The problem:
Count every line that holds the string "difference", and report the number alone.

[Collected data]
** begin **
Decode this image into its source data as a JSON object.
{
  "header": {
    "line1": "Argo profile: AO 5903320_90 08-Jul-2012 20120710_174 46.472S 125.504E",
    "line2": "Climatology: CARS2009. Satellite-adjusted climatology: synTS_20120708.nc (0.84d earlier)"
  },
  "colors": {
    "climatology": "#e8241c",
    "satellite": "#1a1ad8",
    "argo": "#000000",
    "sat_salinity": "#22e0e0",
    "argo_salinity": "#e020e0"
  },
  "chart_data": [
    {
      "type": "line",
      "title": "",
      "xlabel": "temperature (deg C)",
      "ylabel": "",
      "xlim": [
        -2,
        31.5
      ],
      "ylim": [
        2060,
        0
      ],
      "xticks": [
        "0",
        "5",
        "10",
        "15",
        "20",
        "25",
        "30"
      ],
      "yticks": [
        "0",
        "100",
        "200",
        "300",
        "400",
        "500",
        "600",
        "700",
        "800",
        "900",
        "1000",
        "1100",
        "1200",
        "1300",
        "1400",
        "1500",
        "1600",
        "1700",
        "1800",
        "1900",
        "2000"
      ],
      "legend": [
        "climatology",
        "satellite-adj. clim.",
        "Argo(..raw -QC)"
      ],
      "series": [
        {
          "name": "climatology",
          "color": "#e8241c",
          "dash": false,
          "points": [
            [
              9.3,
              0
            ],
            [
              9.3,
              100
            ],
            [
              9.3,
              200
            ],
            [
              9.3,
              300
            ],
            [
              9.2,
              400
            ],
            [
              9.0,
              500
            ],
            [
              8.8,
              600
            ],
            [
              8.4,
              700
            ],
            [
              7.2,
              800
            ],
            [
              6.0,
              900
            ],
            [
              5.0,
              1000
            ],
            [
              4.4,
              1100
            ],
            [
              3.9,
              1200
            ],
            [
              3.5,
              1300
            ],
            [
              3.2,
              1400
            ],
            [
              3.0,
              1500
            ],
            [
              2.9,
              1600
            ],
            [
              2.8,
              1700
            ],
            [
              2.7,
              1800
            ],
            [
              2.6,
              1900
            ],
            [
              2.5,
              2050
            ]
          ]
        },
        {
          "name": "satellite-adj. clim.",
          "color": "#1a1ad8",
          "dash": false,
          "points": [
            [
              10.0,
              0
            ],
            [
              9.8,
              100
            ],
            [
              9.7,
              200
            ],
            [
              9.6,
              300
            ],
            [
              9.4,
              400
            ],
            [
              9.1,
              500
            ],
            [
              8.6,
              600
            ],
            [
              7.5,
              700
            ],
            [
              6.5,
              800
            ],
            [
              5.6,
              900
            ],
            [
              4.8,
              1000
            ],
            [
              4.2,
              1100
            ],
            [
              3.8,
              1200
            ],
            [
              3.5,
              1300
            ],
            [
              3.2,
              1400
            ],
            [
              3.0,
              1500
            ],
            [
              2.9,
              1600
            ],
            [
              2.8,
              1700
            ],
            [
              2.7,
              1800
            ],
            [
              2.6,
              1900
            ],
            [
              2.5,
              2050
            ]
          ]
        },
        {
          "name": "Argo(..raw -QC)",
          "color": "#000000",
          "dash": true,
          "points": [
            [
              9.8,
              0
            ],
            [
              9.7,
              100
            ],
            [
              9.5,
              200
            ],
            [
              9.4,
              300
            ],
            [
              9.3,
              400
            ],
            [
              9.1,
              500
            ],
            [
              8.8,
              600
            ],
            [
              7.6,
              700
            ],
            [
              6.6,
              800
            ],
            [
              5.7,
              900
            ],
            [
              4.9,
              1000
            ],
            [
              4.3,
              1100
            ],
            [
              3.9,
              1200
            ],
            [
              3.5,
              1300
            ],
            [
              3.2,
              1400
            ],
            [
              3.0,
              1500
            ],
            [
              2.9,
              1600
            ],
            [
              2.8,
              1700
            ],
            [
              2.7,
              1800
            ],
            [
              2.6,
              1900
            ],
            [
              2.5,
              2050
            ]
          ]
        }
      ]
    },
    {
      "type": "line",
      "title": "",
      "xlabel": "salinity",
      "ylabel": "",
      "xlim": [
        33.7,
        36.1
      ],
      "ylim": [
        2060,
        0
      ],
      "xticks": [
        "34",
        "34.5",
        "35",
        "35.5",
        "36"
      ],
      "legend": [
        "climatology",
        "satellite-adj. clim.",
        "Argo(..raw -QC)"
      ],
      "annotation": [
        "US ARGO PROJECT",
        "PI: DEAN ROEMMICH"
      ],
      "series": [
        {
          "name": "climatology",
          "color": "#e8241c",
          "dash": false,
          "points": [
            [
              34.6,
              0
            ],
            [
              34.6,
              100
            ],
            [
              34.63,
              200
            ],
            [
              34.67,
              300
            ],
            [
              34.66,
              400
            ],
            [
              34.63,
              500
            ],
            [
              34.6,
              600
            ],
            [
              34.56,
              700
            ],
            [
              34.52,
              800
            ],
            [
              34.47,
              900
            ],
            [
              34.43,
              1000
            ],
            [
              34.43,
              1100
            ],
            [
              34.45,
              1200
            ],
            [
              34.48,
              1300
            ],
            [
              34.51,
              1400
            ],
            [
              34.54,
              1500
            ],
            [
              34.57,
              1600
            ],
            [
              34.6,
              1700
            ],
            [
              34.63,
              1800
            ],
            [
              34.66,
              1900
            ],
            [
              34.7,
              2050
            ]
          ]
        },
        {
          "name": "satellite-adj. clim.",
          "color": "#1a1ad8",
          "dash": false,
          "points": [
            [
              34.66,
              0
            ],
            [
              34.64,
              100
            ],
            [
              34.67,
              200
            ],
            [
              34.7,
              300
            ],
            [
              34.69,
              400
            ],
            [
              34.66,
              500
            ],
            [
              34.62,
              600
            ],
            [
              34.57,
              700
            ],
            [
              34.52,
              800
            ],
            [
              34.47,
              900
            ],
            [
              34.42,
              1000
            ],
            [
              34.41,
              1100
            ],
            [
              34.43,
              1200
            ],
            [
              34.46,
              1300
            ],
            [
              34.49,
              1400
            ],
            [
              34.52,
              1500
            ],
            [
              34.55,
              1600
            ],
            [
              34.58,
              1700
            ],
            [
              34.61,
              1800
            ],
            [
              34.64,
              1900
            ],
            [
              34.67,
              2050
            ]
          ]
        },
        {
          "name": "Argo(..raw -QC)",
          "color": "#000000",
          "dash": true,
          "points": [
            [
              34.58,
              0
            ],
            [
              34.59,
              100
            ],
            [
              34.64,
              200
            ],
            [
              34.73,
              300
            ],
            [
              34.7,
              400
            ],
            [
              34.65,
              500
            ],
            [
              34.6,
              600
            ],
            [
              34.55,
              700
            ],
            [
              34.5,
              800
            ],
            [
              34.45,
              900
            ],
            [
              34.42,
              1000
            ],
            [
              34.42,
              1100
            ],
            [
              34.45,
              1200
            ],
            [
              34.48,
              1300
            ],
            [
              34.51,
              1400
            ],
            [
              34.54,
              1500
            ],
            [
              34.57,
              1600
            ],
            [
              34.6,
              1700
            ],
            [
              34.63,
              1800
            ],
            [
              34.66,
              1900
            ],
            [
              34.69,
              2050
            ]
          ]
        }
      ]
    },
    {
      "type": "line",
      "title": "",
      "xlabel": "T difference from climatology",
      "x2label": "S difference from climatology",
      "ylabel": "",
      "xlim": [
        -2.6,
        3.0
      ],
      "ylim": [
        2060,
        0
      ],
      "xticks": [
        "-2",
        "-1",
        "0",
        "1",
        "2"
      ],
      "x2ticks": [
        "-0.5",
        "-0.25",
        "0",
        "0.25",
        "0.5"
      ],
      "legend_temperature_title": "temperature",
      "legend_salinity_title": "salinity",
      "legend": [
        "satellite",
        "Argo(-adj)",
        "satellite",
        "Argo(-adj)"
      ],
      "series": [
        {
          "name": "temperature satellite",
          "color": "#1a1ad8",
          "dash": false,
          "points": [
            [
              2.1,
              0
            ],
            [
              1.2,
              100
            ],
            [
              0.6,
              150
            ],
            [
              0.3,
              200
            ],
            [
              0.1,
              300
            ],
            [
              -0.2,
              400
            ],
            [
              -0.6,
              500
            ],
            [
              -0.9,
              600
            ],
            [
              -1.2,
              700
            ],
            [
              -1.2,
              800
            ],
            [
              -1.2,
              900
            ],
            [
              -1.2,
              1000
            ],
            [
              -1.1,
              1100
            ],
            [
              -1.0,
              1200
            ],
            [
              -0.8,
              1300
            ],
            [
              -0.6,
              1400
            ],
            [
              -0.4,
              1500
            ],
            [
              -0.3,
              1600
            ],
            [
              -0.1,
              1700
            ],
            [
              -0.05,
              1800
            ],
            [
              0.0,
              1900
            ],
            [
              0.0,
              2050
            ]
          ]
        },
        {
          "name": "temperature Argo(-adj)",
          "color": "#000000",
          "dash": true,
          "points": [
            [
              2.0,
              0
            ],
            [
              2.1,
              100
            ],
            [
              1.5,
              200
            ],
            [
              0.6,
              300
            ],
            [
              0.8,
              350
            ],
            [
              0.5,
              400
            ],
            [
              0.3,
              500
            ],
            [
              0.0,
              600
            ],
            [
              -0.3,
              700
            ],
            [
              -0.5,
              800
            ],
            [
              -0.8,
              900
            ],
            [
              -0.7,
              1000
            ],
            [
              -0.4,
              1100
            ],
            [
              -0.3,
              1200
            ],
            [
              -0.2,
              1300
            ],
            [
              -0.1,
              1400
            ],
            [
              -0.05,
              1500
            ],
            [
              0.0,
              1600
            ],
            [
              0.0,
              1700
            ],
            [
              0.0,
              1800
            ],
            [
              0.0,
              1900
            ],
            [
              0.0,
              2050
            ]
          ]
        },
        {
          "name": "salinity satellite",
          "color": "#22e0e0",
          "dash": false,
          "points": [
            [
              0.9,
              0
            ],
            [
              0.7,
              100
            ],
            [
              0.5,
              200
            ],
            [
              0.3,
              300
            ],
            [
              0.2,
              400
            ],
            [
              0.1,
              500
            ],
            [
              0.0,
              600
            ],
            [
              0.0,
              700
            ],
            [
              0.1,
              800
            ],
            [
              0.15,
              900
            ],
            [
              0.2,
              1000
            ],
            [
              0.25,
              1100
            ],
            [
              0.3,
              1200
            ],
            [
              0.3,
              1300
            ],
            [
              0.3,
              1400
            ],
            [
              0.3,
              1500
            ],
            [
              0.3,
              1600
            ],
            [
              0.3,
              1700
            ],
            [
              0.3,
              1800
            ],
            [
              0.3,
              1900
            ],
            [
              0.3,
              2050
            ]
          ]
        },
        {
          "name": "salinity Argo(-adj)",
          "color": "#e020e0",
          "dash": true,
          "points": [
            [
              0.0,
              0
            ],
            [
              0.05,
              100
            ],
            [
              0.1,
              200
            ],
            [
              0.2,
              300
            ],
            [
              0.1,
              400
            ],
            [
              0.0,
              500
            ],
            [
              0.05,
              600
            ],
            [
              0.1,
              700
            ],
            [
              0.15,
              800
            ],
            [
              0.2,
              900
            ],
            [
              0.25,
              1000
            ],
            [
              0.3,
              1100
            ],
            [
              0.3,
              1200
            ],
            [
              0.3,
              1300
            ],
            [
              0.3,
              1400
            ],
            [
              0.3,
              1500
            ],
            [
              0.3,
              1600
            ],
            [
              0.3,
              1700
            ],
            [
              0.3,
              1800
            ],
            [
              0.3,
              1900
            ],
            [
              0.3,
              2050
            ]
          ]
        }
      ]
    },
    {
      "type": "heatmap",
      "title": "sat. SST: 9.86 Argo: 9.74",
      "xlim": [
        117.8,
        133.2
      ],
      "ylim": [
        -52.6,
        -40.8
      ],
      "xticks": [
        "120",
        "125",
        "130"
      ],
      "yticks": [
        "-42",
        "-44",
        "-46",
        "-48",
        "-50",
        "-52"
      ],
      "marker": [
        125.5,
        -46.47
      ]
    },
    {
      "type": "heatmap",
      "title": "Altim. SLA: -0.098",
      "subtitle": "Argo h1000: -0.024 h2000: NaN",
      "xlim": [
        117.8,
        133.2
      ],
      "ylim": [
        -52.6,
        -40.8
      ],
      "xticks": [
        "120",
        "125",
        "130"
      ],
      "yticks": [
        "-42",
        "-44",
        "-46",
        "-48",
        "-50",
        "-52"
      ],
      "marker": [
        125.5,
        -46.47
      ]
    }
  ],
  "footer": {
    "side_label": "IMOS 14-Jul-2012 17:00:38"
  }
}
** end **
Exercise result:
2